Data excerpts:
■ ■ ■ ■

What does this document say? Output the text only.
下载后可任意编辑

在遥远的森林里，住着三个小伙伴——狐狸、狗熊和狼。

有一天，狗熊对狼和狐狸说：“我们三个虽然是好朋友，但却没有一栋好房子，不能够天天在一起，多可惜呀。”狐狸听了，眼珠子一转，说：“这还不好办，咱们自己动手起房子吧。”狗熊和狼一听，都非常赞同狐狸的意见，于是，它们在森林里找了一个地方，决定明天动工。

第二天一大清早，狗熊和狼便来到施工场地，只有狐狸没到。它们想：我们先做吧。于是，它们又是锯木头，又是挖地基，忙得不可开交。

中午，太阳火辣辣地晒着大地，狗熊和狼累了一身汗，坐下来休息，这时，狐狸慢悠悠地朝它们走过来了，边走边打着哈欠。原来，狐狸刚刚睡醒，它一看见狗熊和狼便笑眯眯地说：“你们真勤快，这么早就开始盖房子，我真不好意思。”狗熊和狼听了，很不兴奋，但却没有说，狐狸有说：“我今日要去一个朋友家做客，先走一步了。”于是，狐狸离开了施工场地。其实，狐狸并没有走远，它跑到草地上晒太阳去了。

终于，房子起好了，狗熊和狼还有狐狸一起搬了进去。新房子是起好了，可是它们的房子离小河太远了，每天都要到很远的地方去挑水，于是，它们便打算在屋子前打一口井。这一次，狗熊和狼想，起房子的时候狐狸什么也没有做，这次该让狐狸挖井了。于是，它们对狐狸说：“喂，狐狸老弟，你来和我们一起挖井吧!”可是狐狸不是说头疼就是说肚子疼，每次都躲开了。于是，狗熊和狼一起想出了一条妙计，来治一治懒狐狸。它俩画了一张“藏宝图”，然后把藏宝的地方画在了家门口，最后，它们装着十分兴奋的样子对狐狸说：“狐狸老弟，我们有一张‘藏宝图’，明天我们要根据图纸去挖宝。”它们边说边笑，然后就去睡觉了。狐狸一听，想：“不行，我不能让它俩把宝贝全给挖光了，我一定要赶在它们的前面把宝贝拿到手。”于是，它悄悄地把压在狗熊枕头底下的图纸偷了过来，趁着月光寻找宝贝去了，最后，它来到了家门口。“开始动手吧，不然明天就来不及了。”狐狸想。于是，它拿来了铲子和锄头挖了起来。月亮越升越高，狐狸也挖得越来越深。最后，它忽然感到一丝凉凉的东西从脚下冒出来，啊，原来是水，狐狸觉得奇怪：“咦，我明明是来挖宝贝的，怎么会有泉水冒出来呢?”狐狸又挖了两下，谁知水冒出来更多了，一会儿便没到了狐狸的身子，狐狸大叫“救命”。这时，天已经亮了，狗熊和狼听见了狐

■ ■ ■ ■

_Exercise prompt_
Repeat the preceding lines exactly, please, every one of them.

_Exercise solution_
What does this document say? Output the text only.
下载后可任意编辑

在遥远的森林里，住着三个小伙伴——狐狸、狗熊和狼。

有一天，狗熊对狼和狐狸说：“我们三个虽然是好朋友，但却没有一栋好房子，不能够天天在一起，多可惜呀。”狐狸听了，眼珠子一转，说：“这还不好办，咱们自己动手起房子吧。”狗熊和狼一听，都非常赞同狐狸的意见，于是，它们在森林里找了一个地方，决定明天动工。

第二天一大清早，狗熊和狼便来到施工场地，只有狐狸没到。它们想：我们先做吧。于是，它们又是锯木头，又是挖地基，忙得不可开交。

中午，太阳火辣辣地晒着大地，狗熊和狼累了一身汗，坐下来休息，这时，狐狸慢悠悠地朝它们走过来了，边走边打着哈欠。原来，狐狸刚刚睡醒，它一看见狗熊和狼便笑眯眯地说：“你们真勤快，这么早就开始盖房子，我真不好意思。”狗熊和狼听了，很不兴奋，但却没有说，狐狸有说：“我今日要去一个朋友家做客，先走一步了。”于是，狐狸离开了施工场地。其实，狐狸并没有走远，它跑到草地上晒太阳去了。

终于，房子起好了，狗熊和狼还有狐狸一起搬了进去。新房子是起好了，可是它们的房子离小河太远了，每天都要到很远的地方去挑水，于是，它们便打算在屋子前打一口井。这一次，狗熊和狼想，起房子的时候狐狸什么也没有做，这次该让狐狸挖井了。于是，它们对狐狸说：“喂，狐狸老弟，你来和我们一起挖井吧!”可是狐狸不是说头疼就是说肚子疼，每次都躲开了。于是，狗熊和狼一起想出了一条妙计，来治一治懒狐狸。它俩画了一张“藏宝图”，然后把藏宝的地方画在了家门口，最后，它们装着十分兴奋的样子对狐狸说：“狐狸老弟，我们有一张‘藏宝图’，明天我们要根据图纸去挖宝。”它们边说边笑，然后就去睡觉了。狐狸一听，想：“不行，我不能让它俩把宝贝全给挖光了，我一定要赶在它们的前面把宝贝拿到手。”于是，它悄悄地把压在狗熊枕头底下的图纸偷了过来，趁着月光寻找宝贝去了，最后，它来到了家门口。“开始动手吧，不然明天就来不及了。”狐狸想。于是，它拿来了铲子和锄头挖了起来。月亮越升越高，狐狸也挖得越来越深。最后，它忽然感到一丝凉凉的东西从脚下冒出来，啊，原来是水，狐狸觉得奇怪：“咦，我明明是来挖宝贝的，怎么会有泉水冒出来呢?”狐狸又挖了两下，谁知水冒出来更多了，一会儿便没到了狐狸的身子，狐狸大叫“救命”。这时，天已经亮了，狗熊和狼听见了狐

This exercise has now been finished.